◆ WRITTEN REQUEST
State how many lines hold the word "resor", with no other words.

[Figure data in JSON]

========

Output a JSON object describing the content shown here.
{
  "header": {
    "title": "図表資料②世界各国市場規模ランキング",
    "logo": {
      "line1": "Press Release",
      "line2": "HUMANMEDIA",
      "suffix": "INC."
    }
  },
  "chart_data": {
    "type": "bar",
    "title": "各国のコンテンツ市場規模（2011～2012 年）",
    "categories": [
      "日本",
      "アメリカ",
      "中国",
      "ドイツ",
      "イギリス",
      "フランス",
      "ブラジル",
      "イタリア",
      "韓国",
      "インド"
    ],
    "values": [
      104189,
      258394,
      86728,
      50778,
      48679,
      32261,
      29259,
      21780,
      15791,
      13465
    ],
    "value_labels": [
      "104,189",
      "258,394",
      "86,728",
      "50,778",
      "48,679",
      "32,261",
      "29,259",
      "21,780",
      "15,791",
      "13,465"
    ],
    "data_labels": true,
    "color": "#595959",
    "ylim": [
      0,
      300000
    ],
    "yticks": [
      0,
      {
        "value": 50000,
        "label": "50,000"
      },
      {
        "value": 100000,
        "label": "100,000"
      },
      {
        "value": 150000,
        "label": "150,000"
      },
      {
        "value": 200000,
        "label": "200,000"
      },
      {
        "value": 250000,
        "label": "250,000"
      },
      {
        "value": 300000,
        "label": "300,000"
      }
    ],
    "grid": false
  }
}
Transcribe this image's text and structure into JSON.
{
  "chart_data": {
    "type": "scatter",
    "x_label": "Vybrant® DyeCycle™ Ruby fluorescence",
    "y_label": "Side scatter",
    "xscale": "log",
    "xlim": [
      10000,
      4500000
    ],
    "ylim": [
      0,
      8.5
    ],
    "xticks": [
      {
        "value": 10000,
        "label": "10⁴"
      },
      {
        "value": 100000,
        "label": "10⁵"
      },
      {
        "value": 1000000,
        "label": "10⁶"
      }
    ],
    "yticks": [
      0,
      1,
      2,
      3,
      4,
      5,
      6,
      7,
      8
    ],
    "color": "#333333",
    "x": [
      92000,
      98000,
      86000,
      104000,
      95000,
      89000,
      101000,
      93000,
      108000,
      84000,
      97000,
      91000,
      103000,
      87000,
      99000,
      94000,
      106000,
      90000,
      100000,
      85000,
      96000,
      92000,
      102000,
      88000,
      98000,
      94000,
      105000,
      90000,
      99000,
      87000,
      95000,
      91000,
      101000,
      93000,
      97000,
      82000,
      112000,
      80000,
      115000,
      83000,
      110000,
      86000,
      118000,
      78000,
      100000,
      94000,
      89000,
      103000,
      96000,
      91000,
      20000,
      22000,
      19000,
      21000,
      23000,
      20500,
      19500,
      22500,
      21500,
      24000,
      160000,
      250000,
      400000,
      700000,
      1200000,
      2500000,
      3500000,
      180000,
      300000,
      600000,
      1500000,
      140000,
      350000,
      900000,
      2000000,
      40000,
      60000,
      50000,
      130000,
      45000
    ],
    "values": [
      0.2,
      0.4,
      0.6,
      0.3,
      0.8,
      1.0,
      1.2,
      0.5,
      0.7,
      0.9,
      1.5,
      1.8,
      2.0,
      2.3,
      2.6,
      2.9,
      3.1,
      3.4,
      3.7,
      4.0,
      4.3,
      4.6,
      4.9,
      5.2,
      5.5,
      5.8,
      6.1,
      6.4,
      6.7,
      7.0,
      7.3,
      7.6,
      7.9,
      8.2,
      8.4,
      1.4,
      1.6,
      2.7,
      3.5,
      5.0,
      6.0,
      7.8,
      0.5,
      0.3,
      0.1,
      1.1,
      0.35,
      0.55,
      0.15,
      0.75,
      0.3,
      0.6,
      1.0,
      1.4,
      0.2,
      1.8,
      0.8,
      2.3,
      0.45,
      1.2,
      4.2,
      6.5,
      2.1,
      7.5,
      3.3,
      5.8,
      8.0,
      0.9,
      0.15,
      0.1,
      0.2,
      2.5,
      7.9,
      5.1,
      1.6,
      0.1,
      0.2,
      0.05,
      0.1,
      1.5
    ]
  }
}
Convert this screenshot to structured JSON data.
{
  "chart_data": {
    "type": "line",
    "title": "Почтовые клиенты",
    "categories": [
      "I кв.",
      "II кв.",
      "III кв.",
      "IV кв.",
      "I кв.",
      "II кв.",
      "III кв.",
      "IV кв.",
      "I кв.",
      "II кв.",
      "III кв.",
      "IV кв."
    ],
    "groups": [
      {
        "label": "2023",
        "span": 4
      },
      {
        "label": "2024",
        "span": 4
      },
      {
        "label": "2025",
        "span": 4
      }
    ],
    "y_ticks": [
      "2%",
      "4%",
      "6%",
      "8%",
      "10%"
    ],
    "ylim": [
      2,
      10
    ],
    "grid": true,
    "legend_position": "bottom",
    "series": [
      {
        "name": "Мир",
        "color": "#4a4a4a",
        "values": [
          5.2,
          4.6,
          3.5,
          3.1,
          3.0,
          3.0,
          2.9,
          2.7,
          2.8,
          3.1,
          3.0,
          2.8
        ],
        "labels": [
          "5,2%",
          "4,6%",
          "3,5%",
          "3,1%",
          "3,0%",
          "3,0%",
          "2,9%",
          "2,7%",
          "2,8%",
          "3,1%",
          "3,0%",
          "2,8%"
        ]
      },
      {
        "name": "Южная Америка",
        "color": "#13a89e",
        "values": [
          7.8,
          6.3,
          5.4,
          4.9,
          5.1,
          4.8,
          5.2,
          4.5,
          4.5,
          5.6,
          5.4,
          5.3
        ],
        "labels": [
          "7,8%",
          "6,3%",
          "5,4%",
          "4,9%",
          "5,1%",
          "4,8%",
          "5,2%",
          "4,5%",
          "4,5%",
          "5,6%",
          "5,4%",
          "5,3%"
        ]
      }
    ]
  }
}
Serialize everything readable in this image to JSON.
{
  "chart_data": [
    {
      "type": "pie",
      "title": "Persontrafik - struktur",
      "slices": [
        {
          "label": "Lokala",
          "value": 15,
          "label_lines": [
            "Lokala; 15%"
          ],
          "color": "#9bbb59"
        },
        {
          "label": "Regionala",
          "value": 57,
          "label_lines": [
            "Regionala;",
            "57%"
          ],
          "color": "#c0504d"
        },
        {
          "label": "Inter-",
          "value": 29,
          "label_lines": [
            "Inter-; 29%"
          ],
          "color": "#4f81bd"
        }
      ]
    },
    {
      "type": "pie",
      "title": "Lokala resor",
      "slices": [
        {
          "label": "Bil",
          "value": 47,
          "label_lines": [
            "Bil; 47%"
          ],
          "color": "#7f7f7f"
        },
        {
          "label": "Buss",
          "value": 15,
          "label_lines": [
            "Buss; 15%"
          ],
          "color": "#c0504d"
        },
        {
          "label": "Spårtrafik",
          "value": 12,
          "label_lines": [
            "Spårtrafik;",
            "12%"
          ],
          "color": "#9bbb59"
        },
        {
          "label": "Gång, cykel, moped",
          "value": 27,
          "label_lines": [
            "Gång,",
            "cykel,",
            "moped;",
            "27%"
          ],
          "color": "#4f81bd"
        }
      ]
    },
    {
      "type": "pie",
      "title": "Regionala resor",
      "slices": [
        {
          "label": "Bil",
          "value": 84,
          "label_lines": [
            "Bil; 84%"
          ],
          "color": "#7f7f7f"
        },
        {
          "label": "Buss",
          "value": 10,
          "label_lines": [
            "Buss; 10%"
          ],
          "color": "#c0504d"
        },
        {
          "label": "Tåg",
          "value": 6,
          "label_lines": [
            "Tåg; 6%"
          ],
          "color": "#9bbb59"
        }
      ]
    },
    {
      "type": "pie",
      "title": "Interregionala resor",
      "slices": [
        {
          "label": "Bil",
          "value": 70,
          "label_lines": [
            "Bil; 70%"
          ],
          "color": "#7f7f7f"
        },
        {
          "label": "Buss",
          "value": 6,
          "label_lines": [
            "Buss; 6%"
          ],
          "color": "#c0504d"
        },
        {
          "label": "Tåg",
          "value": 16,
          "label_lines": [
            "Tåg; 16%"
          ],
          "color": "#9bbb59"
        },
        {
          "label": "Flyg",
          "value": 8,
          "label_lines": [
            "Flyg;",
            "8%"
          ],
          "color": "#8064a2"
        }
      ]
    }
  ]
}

========

◆ TASK SOLUTION
3